___ Input records ___

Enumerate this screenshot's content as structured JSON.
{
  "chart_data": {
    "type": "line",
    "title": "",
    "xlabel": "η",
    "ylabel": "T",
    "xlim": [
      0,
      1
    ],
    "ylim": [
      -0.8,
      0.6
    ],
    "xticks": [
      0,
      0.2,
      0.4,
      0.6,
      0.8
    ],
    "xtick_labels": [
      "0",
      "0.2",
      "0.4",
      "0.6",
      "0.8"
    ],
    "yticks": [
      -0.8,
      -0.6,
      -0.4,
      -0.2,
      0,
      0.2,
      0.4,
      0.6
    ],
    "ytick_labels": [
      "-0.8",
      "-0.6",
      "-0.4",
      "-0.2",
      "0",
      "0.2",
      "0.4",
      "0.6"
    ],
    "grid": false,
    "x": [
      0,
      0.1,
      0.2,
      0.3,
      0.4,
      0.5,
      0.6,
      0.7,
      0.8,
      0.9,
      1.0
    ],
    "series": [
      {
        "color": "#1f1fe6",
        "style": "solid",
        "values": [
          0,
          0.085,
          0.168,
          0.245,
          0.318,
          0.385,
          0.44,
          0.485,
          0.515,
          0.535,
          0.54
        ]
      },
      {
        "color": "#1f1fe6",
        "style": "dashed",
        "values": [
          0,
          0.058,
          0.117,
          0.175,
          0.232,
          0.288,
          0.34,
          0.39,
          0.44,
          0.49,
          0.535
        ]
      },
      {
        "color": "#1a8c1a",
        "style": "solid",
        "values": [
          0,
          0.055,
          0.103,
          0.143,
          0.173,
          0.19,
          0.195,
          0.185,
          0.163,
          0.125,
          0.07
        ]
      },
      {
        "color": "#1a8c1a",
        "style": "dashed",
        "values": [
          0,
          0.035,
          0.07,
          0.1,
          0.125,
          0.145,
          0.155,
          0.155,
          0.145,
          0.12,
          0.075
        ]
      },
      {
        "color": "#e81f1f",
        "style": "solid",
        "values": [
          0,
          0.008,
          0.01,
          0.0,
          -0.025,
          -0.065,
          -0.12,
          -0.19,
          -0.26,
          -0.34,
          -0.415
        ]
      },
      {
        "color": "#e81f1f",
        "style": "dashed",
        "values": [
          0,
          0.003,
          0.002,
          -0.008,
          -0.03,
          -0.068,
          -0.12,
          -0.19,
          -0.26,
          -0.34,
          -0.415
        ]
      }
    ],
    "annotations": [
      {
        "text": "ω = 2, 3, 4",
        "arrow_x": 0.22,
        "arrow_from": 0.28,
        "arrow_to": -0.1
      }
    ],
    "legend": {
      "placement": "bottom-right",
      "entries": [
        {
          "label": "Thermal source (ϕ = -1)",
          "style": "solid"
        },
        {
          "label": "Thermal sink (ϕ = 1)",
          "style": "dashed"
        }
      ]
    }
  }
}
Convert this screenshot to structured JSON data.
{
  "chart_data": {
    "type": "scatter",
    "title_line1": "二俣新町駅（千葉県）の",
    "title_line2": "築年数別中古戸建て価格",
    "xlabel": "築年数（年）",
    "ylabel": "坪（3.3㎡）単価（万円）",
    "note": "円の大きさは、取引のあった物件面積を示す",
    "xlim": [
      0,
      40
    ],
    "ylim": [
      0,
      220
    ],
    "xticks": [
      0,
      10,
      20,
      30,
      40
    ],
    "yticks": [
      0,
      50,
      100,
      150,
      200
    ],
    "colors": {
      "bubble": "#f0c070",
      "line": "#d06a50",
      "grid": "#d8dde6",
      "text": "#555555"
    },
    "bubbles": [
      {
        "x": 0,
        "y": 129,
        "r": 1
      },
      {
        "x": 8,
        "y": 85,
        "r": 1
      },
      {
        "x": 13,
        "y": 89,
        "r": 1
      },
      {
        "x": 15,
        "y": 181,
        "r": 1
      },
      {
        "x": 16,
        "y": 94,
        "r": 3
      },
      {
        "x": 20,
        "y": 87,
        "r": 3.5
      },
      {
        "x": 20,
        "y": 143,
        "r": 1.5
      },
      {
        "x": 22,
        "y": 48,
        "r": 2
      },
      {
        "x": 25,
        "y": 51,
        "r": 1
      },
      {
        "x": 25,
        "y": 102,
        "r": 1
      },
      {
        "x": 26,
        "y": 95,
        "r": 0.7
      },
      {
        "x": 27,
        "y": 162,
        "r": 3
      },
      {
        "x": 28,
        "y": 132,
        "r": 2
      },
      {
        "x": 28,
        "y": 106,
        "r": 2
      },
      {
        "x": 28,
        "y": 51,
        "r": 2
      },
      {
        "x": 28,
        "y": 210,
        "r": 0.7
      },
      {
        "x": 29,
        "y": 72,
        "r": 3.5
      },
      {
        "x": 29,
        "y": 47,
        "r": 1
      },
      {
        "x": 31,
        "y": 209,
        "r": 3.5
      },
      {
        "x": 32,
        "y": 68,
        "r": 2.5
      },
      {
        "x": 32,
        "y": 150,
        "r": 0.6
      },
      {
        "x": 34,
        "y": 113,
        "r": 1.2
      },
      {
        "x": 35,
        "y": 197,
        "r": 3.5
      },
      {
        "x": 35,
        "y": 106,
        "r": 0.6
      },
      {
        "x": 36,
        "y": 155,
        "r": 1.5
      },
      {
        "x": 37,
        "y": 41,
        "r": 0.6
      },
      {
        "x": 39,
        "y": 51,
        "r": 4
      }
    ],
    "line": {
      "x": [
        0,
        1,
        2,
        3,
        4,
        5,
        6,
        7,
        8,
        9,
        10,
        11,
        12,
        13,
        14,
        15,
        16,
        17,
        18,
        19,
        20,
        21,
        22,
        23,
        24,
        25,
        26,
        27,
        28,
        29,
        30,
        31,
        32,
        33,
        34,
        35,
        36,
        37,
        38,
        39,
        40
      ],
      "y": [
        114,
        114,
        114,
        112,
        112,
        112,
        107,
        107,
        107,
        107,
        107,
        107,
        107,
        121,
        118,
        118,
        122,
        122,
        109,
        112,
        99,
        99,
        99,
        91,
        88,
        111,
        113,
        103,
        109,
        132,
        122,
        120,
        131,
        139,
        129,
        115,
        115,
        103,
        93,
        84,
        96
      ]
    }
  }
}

___

▶ [Directive]: Each of the records should be retyped exactly.

▶ [Output]:
Enumerate this screenshot's content as structured JSON.
{
  "chart_data": {
    "type": "line",
    "title": "",
    "xlabel": "η",
    "ylabel": "T",
    "xlim": [
      0,
      1
    ],
    "ylim": [
      -0.8,
      0.6
    ],
    "xticks": [
      0,
      0.2,
      0.4,
      0.6,
      0.8
    ],
    "xtick_labels": [
      "0",
      "0.2",
      "0.4",
      "0.6",
      "0.8"
    ],
    "yticks": [
      -0.8,
      -0.6,
      -0.4,
      -0.2,
      0,
      0.2,
      0.4,
      0.6
    ],
    "ytick_labels": [
      "-0.8",
      "-0.6",
      "-0.4",
      "-0.2",
      "0",
      "0.2",
      "0.4",
      "0.6"
    ],
    "grid": false,
    "x": [
      0,
      0.1,
      0.2,
      0.3,
      0.4,
      0.5,
      0.6,
      0.7,
      0.8,
      0.9,
      1.0
    ],
    "series": [
      {
        "color": "#1f1fe6",
        "style": "solid",
        "values": [
          0,
          0.085,
          0.168,
          0.245,
          0.318,
          0.385,
          0.44,
          0.485,
          0.515,
          0.535,
          0.54
        ]
      },
      {
        "color": "#1f1fe6",
        "style": "dashed",
        "values": [
          0,
          0.058,
          0.117,
          0.175,
          0.232,
          0.288,
          0.34,
          0.39,
          0.44,
          0.49,
          0.535
        ]
      },
      {
        "color": "#1a8c1a",
        "style": "solid",
        "values": [
          0,
          0.055,
          0.103,
          0.143,
          0.173,
          0.19,
          0.195,
          0.185,
          0.163,
          0.125,
          0.07
        ]
      },
      {
        "color": "#1a8c1a",
        "style": "dashed",
        "values": [
          0,
          0.035,
          0.07,
          0.1,
          0.125,
          0.145,
          0.155,
          0.155,
          0.145,
          0.12,
          0.075
        ]
      },
      {
        "color": "#e81f1f",
        "style": "solid",
        "values": [
          0,
          0.008,
          0.01,
          0.0,
          -0.025,
          -0.065,
          -0.12,
          -0.19,
          -0.26,
          -0.34,
          -0.415
        ]
      },
      {
        "color": "#e81f1f",
        "style": "dashed",
        "values": [
          0,
          0.003,
          0.002,
          -0.008,
          -0.03,
          -0.068,
          -0.12,
          -0.19,
          -0.26,
          -0.34,
          -0.415
        ]
      }
    ],
    "annotations": [
      {
        "text": "ω = 2, 3, 4",
        "arrow_x": 0.22,
        "arrow_from": 0.28,
        "arrow_to": -0.1
      }
    ],
    "legend": {
      "placement": "bottom-right",
      "entries": [
        {
          "label": "Thermal source (ϕ = -1)",
          "style": "solid"
        },
        {
          "label": "Thermal sink (ϕ = 1)",
          "style": "dashed"
        }
      ]
    }
  }
}
Convert this screenshot to structured JSON data.
{
  "chart_data": {
    "type": "scatter",
    "title_line1": "二俣新町駅（千葉県）の",
    "title_line2": "築年数別中古戸建て価格",
    "xlabel": "築年数（年）",
    "ylabel": "坪（3.3㎡）単価（万円）",
    "note": "円の大きさは、取引のあった物件面積を示す",
    "xlim": [
      0,
      40
    ],
    "ylim": [
      0,
      220
    ],
    "xticks": [
      0,
      10,
      20,
      30,
      40
    ],
    "yticks": [
      0,
      50,
      100,
      150,
      200
    ],
    "colors": {
      "bubble": "#f0c070",
      "line": "#d06a50",
      "grid": "#d8dde6",
      "text": "#555555"
    },
    "bubbles": [
      {
        "x": 0,
        "y": 129,
        "r": 1
      },
      {
        "x": 8,
        "y": 85,
        "r": 1
      },
      {
        "x": 13,
        "y": 89,
        "r": 1
      },
      {
        "x": 15,
        "y": 181,
        "r": 1
      },
      {
        "x": 16,
        "y": 94,
        "r": 3
      },
      {
        "x": 20,
        "y": 87,
        "r": 3.5
      },
      {
        "x": 20,
        "y": 143,
        "r": 1.5
      },
      {
        "x": 22,
        "y": 48,
        "r": 2
      },
      {
        "x": 25,
        "y": 51,
        "r": 1
      },
      {
        "x": 25,
        "y": 102,
        "r": 1
      },
      {
        "x": 26,
        "y": 95,
        "r": 0.7
      },
      {
        "x": 27,
        "y": 162,
        "r": 3
      },
      {
        "x": 28,
        "y": 132,
        "r": 2
      },
      {
        "x": 28,
        "y": 106,
        "r": 2
      },
      {
        "x": 28,
        "y": 51,
        "r": 2
      },
      {
        "x": 28,
        "y": 210,
        "r": 0.7
      },
      {
        "x": 29,
        "y": 72,
        "r": 3.5
      },
      {
        "x": 29,
        "y": 47,
        "r": 1
      },
      {
        "x": 31,
        "y": 209,
        "r": 3.5
      },
      {
        "x": 32,
        "y": 68,
        "r": 2.5
      },
      {
        "x": 32,
        "y": 150,
        "r": 0.6
      },
      {
        "x": 34,
        "y": 113,
        "r": 1.2
      },
      {
        "x": 35,
        "y": 197,
        "r": 3.5
      },
      {
        "x": 35,
        "y": 106,
        "r": 0.6
      },
      {
        "x": 36,
        "y": 155,
        "r": 1.5
      },
      {
        "x": 37,
        "y": 41,
        "r": 0.6
      },
      {
        "x": 39,
        "y": 51,
        "r": 4
      }
    ],
    "line": {
      "x": [
        0,
        1,
        2,
        3,
        4,
        5,
        6,
        7,
        8,
        9,
        10,
        11,
        12,
        13,
        14,
        15,
        16,
        17,
        18,
        19,
        20,
        21,
        22,
        23,
        24,
        25,
        26,
        27,
        28,
        29,
        30,
        31,
        32,
        33,
        34,
        35,
        36,
        37,
        38,
        39,
        40
      ],
      "y": [
        114,
        114,
        114,
        112,
        112,
        112,
        107,
        107,
        107,
        107,
        107,
        107,
        107,
        121,
        118,
        118,
        122,
        122,
        109,
        112,
        99,
        99,
        99,
        91,
        88,
        111,
        113,
        103,
        109,
        132,
        122,
        120,
        131,
        139,
        129,
        115,
        115,
        103,
        93,
        84,
        96
      ]
    }
  }
}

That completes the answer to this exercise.